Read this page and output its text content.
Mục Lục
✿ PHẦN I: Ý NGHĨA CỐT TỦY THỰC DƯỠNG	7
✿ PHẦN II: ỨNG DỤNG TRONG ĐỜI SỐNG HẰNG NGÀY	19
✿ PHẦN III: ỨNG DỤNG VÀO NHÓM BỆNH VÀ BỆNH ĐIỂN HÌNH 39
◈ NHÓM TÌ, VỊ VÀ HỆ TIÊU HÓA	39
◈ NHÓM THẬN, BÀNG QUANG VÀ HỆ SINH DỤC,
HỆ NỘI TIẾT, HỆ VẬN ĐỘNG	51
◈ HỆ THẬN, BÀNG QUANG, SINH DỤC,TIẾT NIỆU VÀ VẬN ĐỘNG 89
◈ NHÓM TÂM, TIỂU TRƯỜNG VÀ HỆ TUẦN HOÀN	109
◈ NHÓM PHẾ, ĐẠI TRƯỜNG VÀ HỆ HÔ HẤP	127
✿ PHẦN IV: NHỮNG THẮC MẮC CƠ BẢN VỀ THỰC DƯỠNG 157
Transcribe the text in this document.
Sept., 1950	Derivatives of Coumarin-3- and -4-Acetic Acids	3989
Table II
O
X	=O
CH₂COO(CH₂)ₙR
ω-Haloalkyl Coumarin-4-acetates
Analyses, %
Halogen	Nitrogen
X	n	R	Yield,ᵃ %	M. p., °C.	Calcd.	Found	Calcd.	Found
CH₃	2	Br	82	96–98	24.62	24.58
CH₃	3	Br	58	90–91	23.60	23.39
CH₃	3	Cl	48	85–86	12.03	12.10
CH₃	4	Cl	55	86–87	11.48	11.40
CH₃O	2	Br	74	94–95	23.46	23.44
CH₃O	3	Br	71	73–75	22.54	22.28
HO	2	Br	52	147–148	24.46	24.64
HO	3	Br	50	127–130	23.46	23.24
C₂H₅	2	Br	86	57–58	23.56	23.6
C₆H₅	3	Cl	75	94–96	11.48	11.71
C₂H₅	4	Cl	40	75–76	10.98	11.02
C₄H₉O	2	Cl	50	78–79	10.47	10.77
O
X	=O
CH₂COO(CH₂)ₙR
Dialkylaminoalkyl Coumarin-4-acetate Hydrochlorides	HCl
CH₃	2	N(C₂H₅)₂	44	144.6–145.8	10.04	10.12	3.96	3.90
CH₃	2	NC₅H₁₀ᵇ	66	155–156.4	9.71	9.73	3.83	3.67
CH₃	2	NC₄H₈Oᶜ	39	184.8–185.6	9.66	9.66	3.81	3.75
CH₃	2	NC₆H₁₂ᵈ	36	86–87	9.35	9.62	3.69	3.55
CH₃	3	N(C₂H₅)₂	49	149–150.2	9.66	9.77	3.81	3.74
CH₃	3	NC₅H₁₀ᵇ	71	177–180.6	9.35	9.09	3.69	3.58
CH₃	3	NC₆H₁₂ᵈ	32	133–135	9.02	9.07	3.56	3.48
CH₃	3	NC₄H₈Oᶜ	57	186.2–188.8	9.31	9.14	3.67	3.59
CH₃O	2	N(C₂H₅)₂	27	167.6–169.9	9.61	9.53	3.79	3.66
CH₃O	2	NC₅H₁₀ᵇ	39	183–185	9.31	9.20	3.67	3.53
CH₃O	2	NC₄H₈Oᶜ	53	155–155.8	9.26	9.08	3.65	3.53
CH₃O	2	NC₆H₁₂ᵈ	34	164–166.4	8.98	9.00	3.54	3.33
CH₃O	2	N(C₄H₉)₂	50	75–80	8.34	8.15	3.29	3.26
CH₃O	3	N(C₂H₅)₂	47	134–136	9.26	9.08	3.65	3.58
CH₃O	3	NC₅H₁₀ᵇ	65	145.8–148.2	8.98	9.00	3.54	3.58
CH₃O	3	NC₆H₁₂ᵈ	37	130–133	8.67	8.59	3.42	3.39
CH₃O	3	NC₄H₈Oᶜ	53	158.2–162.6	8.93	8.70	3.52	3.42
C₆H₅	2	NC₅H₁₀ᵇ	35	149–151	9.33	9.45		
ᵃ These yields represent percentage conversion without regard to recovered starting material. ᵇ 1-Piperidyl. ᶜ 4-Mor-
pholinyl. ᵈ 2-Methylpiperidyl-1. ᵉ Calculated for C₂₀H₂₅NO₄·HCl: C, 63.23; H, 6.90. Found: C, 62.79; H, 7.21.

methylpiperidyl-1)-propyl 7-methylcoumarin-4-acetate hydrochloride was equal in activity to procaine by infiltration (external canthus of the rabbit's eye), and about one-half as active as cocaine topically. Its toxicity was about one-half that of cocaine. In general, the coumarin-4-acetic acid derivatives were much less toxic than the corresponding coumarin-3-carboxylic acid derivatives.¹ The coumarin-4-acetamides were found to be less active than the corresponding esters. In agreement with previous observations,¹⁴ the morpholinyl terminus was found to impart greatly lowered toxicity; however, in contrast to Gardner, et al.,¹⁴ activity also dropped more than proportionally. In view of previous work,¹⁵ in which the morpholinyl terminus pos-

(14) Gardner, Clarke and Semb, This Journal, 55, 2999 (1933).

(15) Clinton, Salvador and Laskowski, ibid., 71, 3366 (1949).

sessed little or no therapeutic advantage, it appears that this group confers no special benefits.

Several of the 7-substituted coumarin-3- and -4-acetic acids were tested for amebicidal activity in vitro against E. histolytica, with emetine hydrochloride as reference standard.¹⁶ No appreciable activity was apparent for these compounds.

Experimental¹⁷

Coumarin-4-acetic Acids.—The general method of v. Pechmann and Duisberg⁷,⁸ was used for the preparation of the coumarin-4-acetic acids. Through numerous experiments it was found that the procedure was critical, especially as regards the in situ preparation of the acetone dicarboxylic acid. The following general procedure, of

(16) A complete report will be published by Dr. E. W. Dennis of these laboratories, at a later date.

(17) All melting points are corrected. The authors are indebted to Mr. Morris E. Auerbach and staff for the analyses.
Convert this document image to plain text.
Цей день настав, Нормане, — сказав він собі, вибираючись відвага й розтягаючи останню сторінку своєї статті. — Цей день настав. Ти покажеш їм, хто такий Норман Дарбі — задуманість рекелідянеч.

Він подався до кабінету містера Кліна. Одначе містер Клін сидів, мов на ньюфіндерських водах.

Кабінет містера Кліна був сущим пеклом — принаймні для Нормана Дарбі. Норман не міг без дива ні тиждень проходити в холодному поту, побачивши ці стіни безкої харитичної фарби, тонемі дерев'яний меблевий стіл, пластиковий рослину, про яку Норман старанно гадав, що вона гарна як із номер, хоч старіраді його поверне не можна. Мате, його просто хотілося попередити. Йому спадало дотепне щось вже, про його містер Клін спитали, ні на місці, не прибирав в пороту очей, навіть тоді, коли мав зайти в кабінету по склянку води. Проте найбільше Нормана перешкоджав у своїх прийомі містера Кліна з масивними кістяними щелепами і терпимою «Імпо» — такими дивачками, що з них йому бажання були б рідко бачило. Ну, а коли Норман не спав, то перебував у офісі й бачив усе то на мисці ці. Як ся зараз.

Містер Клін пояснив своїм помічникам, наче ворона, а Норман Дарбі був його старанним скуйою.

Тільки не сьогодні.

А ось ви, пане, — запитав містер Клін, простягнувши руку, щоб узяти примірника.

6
....
• WRITTEN PROBLEM: Report how many lines of the entries hold the word "document". Nothing else is needed.

• PROBLEM SOLUTION: 2